>>>>

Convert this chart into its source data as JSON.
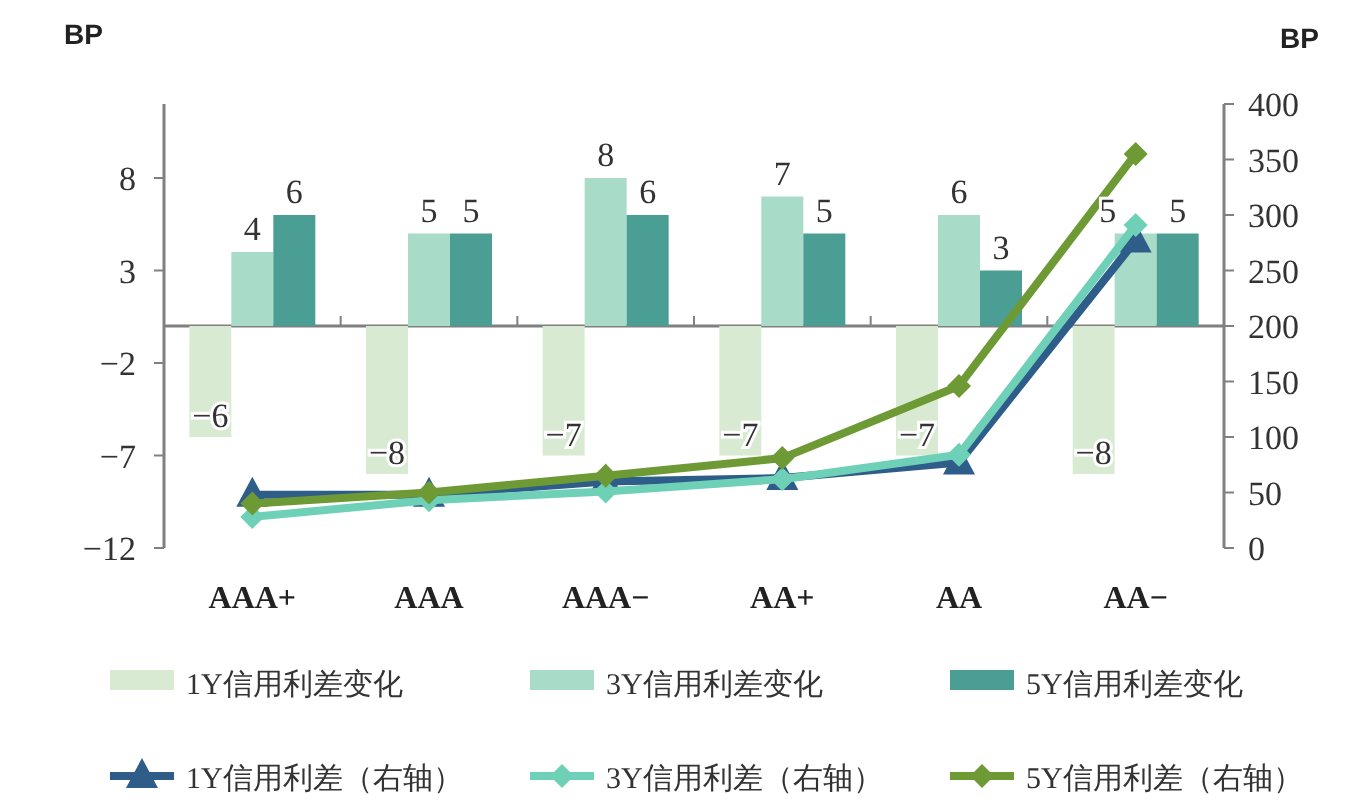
{
  "chart_data": {
    "type": "bar",
    "ylabel": "BP",
    "y2label": "BP",
    "categories": [
      "AAA+",
      "AAA",
      "AAA−",
      "AA+",
      "AA",
      "AA−"
    ],
    "ylim": [
      -12,
      12
    ],
    "yticks": [
      -12,
      -7,
      -2,
      3,
      8
    ],
    "y2lim": [
      0,
      400
    ],
    "y2ticks": [
      0,
      50,
      100,
      150,
      200,
      250,
      300,
      350,
      400
    ],
    "legend": "bottom",
    "series": [
      {
        "name": "1Y信用利差变化",
        "color": "#d9ead3",
        "values": [
          -6,
          -8,
          -7,
          -7,
          -7,
          -8
        ],
        "value_labels": [
          "−6",
          "−8",
          "−7",
          "−7",
          "−7",
          "−8"
        ]
      },
      {
        "name": "3Y信用利差变化",
        "color": "#a8dcc9",
        "values": [
          4,
          5,
          8,
          7,
          6,
          5
        ],
        "value_labels": [
          "4",
          "5",
          "8",
          "7",
          "6",
          "5"
        ]
      },
      {
        "name": "5Y信用利差变化",
        "color": "#4a9e94",
        "values": [
          6,
          5,
          6,
          5,
          3,
          5
        ],
        "value_labels": [
          "6",
          "5",
          "6",
          "5",
          "3",
          "5"
        ]
      },
      {
        "name": "1Y信用利差（右轴）",
        "type": "line",
        "axis": "y2",
        "marker": "triangle",
        "color": "#2e5d8a",
        "values": [
          48,
          48,
          60,
          63,
          77,
          277
        ]
      },
      {
        "name": "3Y信用利差（右轴）",
        "type": "line",
        "axis": "y2",
        "marker": "diamond",
        "color": "#6fd0b8",
        "values": [
          28,
          43,
          51,
          62,
          84,
          291
        ]
      },
      {
        "name": "5Y信用利差（右轴）",
        "type": "line",
        "axis": "y2",
        "marker": "diamond",
        "color": "#6e9a35",
        "values": [
          40,
          50,
          65,
          81,
          146,
          355
        ]
      }
    ]
  }
}
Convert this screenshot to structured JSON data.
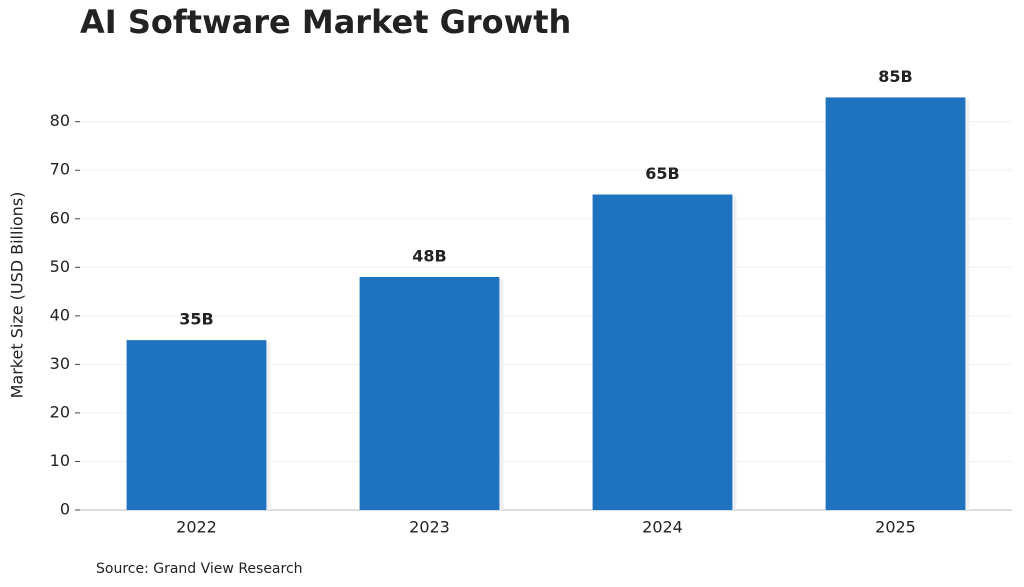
{
  "chart_data": {
    "type": "bar",
    "title": "AI Software Market Growth",
    "y_label": "Market Size (USD Billions)",
    "source": "Source: Grand View Research",
    "categories": [
      "2022",
      "2023",
      "2024",
      "2025"
    ],
    "values": [
      35,
      48,
      65,
      85
    ],
    "value_labels": [
      "35B",
      "48B",
      "65B",
      "85B"
    ],
    "color": "#1f72bd",
    "ylim": [
      0,
      89
    ],
    "yticks": [
      0,
      10,
      20,
      30,
      40,
      50,
      60,
      70,
      80
    ],
    "grid": true
  }
}
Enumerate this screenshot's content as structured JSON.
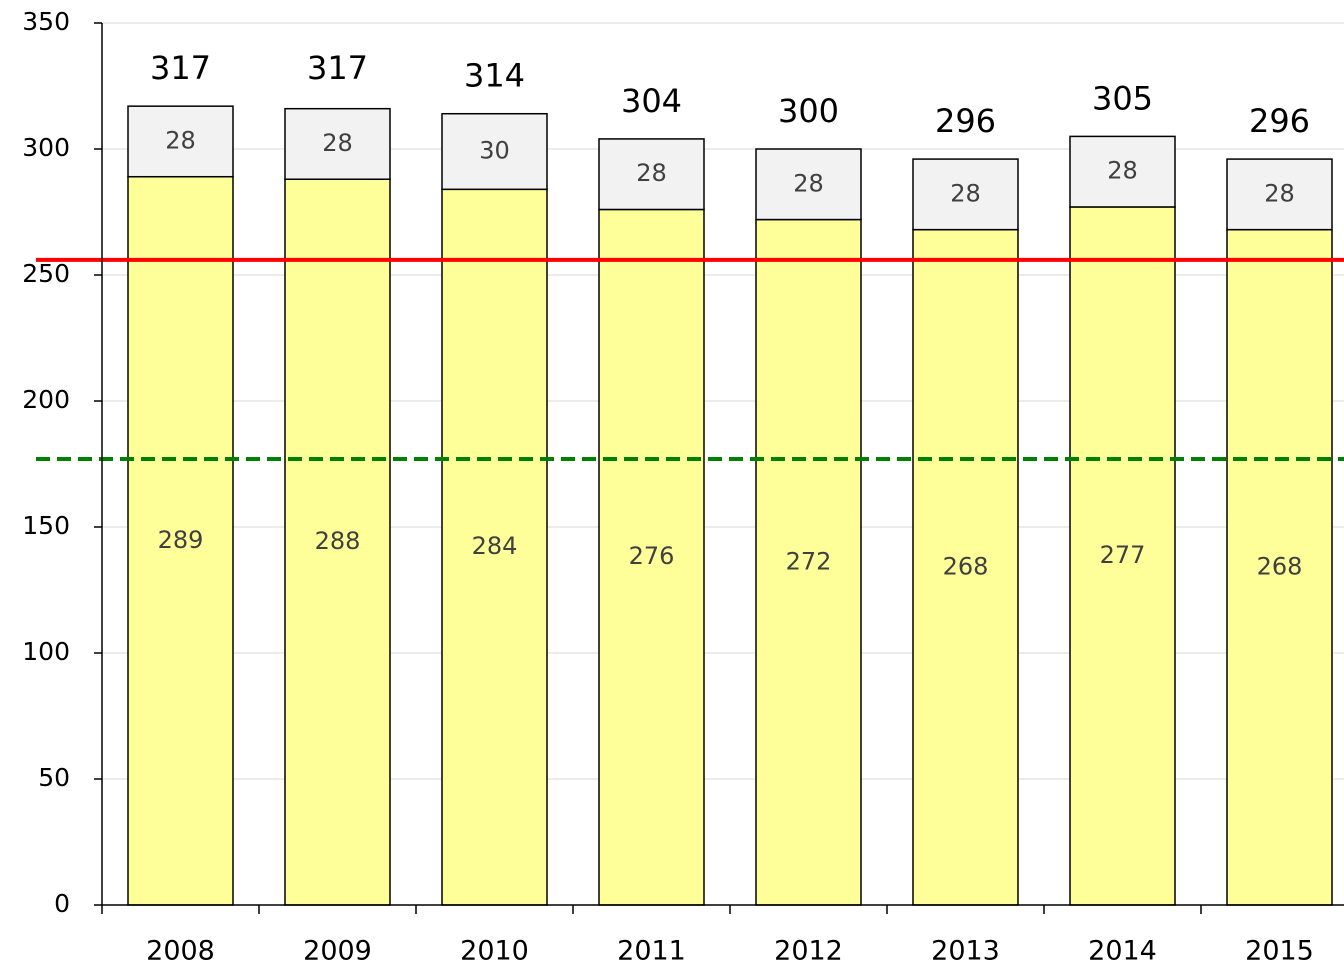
{
  "chart_data": {
    "type": "stacked_bar",
    "categories": [
      "2008",
      "2009",
      "2010",
      "2011",
      "2012",
      "2013",
      "2014",
      "2015"
    ],
    "series": [
      {
        "color": "#ffff99",
        "values": [
          289,
          288,
          284,
          276,
          272,
          268,
          277,
          268
        ]
      },
      {
        "color": "#f2f2f2",
        "values": [
          28,
          28,
          30,
          28,
          28,
          28,
          28,
          28
        ]
      }
    ],
    "totals": [
      317,
      317,
      314,
      304,
      300,
      296,
      305,
      296
    ],
    "reference_lines": [
      {
        "value": 256,
        "color": "#ff0000",
        "style": "solid"
      },
      {
        "value": 177,
        "color": "#008000",
        "style": "dashed"
      }
    ],
    "ylim": [
      0,
      350
    ],
    "yticks": [
      0,
      50,
      100,
      150,
      200,
      250,
      300,
      350
    ],
    "grid": true
  }
}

<<<<

Keep every word of the data as it is when you write it out, but drop the pictures.

(RIGHT ANSWER):
Convert this chart into its source data as JSON.
{
  "chart_data": {
    "type": "bar",
    "ylabel": "BP",
    "y2label": "BP",
    "categories": [
      "AAA+",
      "AAA",
      "AAA−",
      "AA+",
      "AA",
      "AA−"
    ],
    "ylim": [
      -12,
      12
    ],
    "yticks": [
      -12,
      -7,
      -2,
      3,
      8
    ],
    "y2lim": [
      0,
      400
    ],
    "y2ticks": [
      0,
      50,
      100,
      150,
      200,
      250,
      300,
      350,
      400
    ],
    "legend": "bottom",
    "series": [
      {
        "name": "1Y信用利差变化",
        "color": "#d9ead3",
        "values": [
          -6,
          -8,
          -7,
          -7,
          -7,
          -8
        ],
        "value_labels": [
          "−6",
          "−8",
          "−7",
          "−7",
          "−7",
          "−8"
        ]
      },
      {
        "name": "3Y信用利差变化",
        "color": "#a8dcc9",
        "values": [
          4,
          5,
          8,
          7,
          6,
          5
        ],
        "value_labels": [
          "4",
          "5",
          "8",
          "7",
          "6",
          "5"
        ]
      },
      {
        "name": "5Y信用利差变化",
        "color": "#4a9e94",
        "values": [
          6,
          5,
          6,
          5,
          3,
          5
        ],
        "value_labels": [
          "6",
          "5",
          "6",
          "5",
          "3",
          "5"
        ]
      },
      {
        "name": "1Y信用利差（右轴）",
        "type": "line",
        "axis": "y2",
        "marker": "triangle",
        "color": "#2e5d8a",
        "values": [
          48,
          48,
          60,
          63,
          77,
          277
        ]
      },
      {
        "name": "3Y信用利差（右轴）",
        "type": "line",
        "axis": "y2",
        "marker": "diamond",
        "color": "#6fd0b8",
        "values": [
          28,
          43,
          51,
          62,
          84,
          291
        ]
      },
      {
        "name": "5Y信用利差（右轴）",
        "type": "line",
        "axis": "y2",
        "marker": "diamond",
        "color": "#6e9a35",
        "values": [
          40,
          50,
          65,
          81,
          146,
          355
        ]
      }
    ]
  }
}
Convert this screenshot to structured JSON data.
{
  "chart_data": {
    "type": "bar",
    "title": "AI Software Market Growth",
    "y_label": "Market Size (USD Billions)",
    "source": "Source: Grand View Research",
    "categories": [
      "2022",
      "2023",
      "2024",
      "2025"
    ],
    "values": [
      35,
      48,
      65,
      85
    ],
    "value_labels": [
      "35B",
      "48B",
      "65B",
      "85B"
    ],
    "color": "#1f72bd",
    "ylim": [
      0,
      89
    ],
    "yticks": [
      0,
      10,
      20,
      30,
      40,
      50,
      60,
      70,
      80
    ],
    "grid": true
  }
}
Enumerate this screenshot's content as structured JSON.
{
  "chart_data": {
    "type": "stacked_bar",
    "categories": [
      "2008",
      "2009",
      "2010",
      "2011",
      "2012",
      "2013",
      "2014",
      "2015"
    ],
    "series": [
      {
        "color": "#ffff99",
        "values": [
          289,
          288,
          284,
          276,
          272,
          268,
          277,
          268
        ]
      },
      {
        "color": "#f2f2f2",
        "values": [
          28,
          28,
          30,
          28,
          28,
          28,
          28,
          28
        ]
      }
    ],
    "totals": [
      317,
      317,
      314,
      304,
      300,
      296,
      305,
      296
    ],
    "reference_lines": [
      {
        "value": 256,
        "color": "#ff0000",
        "style": "solid"
      },
      {
        "value": 177,
        "color": "#008000",
        "style": "dashed"
      }
    ],
    "ylim": [
      0,
      350
    ],
    "yticks": [
      0,
      50,
      100,
      150,
      200,
      250,
      300,
      350
    ],
    "grid": true
  }
}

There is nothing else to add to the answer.